**Exercise:**
From the entries below, count every line that contains the word "account". Please give the number and nothing else.

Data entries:
==*==

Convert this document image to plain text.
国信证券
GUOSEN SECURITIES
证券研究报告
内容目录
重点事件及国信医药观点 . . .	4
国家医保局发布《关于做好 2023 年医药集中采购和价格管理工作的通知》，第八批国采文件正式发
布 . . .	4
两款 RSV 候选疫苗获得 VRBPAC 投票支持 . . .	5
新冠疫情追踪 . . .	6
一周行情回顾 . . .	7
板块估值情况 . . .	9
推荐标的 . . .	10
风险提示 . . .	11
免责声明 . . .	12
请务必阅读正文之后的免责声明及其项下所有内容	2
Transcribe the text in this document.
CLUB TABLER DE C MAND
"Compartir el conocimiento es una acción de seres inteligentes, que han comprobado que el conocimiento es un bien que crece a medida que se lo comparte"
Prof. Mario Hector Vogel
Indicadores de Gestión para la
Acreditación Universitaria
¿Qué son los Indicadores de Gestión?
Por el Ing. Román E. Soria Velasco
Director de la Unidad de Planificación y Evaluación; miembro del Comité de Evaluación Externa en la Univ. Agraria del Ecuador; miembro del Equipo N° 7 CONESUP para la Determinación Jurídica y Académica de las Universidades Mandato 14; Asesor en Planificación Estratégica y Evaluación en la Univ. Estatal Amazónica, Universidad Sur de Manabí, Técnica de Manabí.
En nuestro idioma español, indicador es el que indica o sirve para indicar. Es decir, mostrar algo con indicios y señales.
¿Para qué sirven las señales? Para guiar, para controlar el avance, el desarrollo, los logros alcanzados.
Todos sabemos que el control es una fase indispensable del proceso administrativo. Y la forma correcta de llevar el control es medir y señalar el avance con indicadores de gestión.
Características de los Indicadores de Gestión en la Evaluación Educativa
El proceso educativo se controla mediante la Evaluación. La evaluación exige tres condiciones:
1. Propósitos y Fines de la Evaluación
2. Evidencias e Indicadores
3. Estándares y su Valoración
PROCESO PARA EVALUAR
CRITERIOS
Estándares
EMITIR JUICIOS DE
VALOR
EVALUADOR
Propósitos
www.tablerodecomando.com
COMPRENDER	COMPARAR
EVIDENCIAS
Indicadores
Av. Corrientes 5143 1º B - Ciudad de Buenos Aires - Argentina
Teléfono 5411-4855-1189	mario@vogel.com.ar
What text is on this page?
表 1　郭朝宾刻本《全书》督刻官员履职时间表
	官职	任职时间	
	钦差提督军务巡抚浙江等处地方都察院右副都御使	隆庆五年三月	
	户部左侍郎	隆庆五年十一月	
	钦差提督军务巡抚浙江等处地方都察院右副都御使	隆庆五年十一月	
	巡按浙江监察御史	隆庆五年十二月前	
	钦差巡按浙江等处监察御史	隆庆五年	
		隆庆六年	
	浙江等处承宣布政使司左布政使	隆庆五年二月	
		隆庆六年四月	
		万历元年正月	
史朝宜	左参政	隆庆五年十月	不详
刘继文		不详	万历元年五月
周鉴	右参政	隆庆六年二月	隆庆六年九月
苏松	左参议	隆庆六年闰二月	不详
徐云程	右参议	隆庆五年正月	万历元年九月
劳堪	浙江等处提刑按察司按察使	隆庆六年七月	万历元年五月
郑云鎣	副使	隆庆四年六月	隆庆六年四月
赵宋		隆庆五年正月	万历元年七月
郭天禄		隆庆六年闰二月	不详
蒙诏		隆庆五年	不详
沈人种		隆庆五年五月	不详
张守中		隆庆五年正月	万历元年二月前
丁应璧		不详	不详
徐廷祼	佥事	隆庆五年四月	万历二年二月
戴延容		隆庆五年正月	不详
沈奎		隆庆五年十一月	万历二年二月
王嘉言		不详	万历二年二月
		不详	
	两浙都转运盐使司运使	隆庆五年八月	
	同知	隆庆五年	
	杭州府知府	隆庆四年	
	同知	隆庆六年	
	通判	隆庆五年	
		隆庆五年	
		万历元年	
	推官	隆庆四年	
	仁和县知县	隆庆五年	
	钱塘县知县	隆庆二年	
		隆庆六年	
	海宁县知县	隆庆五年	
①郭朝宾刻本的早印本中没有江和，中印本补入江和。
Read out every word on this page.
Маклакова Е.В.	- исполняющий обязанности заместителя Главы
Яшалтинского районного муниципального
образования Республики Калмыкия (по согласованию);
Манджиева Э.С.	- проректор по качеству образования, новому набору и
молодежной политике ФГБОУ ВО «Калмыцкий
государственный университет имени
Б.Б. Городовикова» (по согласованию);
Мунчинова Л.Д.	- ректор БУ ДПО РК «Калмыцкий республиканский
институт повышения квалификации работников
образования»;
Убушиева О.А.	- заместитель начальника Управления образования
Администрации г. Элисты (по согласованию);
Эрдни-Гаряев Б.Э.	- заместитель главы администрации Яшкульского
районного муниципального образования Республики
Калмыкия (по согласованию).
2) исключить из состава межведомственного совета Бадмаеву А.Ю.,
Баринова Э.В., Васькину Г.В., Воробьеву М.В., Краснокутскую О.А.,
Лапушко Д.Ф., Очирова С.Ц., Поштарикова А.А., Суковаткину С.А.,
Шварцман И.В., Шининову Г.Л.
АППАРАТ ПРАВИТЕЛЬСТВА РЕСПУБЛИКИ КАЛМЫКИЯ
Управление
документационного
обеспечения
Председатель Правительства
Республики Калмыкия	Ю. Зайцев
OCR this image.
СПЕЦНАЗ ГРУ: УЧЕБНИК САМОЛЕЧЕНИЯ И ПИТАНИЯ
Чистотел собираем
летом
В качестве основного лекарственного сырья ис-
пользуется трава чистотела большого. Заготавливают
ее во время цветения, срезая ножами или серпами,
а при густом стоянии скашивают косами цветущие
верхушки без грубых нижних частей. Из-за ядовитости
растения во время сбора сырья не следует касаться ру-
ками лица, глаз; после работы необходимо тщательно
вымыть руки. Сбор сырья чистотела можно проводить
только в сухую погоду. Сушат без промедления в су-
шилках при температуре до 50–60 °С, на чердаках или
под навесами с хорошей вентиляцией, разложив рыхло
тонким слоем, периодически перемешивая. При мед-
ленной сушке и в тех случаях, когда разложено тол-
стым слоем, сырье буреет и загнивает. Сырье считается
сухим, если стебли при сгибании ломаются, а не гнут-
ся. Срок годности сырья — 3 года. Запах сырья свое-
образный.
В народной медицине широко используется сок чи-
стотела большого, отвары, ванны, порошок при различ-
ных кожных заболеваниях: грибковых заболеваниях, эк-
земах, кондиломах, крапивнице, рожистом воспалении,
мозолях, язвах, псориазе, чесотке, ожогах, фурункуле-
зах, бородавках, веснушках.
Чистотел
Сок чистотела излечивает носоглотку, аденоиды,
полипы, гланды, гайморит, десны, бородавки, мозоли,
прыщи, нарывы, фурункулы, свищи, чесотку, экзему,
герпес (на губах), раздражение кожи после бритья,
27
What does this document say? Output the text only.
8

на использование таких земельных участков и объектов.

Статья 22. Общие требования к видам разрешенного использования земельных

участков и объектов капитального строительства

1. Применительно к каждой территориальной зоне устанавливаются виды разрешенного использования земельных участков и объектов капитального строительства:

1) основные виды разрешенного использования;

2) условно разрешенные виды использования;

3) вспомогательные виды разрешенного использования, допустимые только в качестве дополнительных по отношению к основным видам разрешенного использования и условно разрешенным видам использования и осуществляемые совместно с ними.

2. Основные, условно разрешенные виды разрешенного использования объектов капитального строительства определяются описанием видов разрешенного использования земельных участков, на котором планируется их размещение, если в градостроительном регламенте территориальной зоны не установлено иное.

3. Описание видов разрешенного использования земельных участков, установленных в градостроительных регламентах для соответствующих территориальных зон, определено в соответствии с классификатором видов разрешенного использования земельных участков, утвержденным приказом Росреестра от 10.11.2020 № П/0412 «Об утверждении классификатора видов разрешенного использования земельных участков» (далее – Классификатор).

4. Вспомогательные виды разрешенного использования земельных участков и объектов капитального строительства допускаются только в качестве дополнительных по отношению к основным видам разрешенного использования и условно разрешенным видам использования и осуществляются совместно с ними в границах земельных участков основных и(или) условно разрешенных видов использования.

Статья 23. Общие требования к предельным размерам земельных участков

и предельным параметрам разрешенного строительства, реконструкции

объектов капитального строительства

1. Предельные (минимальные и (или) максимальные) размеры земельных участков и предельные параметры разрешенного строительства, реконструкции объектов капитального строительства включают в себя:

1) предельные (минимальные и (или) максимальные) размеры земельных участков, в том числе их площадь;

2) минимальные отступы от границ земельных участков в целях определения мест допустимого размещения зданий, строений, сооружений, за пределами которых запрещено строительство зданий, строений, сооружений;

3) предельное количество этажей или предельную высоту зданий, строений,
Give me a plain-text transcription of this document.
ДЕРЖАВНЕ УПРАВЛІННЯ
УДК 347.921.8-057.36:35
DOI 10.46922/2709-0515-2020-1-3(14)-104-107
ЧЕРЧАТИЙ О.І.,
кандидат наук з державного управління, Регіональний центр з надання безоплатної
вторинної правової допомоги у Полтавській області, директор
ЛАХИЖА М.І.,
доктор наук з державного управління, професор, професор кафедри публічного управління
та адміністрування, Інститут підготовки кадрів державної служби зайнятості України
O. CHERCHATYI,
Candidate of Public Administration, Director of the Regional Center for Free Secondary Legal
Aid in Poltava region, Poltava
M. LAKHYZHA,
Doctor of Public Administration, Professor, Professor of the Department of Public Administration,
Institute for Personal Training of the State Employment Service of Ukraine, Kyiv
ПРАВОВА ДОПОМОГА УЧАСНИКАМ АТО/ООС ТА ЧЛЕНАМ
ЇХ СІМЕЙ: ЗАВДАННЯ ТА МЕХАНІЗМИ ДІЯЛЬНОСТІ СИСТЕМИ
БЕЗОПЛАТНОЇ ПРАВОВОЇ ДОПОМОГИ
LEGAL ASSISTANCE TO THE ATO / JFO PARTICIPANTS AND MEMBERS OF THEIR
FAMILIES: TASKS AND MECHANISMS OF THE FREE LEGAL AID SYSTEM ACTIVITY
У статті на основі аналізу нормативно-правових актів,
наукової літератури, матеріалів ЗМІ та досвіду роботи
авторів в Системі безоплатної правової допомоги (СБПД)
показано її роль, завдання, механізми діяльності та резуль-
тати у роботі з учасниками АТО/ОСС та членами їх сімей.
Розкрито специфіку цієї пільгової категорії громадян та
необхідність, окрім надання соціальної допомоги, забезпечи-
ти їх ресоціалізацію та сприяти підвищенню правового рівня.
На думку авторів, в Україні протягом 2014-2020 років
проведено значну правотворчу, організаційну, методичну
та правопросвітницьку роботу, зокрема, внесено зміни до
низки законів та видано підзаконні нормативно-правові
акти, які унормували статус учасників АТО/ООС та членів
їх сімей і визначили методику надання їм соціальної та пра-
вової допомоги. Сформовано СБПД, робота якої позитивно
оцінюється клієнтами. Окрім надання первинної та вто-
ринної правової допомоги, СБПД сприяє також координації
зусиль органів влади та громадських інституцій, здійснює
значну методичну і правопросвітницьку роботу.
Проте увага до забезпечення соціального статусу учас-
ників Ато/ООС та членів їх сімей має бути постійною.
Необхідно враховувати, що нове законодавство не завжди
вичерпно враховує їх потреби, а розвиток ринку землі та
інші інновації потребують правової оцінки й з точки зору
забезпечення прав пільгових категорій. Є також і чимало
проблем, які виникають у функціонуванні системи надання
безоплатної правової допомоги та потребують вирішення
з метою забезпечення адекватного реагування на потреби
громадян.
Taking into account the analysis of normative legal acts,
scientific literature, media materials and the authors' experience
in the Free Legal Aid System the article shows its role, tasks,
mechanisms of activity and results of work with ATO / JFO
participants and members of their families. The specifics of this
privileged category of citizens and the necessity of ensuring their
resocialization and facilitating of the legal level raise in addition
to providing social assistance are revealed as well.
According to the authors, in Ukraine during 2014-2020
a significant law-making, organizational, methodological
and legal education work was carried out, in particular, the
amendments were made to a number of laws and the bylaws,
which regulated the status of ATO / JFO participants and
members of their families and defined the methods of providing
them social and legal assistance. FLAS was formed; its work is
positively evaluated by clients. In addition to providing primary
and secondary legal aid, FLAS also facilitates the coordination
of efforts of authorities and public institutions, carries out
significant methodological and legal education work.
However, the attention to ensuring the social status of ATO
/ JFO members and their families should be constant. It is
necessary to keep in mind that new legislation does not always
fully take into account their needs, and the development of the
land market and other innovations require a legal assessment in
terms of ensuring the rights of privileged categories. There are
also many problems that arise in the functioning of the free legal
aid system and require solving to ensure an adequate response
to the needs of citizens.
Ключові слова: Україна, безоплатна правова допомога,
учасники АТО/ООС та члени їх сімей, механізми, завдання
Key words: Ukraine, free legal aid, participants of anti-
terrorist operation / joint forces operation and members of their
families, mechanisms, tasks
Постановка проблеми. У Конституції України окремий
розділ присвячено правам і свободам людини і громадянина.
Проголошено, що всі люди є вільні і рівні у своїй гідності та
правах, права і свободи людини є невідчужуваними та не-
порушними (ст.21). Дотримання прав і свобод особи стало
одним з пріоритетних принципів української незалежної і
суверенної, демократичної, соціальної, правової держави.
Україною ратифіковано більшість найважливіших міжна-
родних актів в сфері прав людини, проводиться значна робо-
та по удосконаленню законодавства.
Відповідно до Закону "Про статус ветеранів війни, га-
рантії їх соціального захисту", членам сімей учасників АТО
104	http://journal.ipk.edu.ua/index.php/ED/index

==*==

**Task output:**
2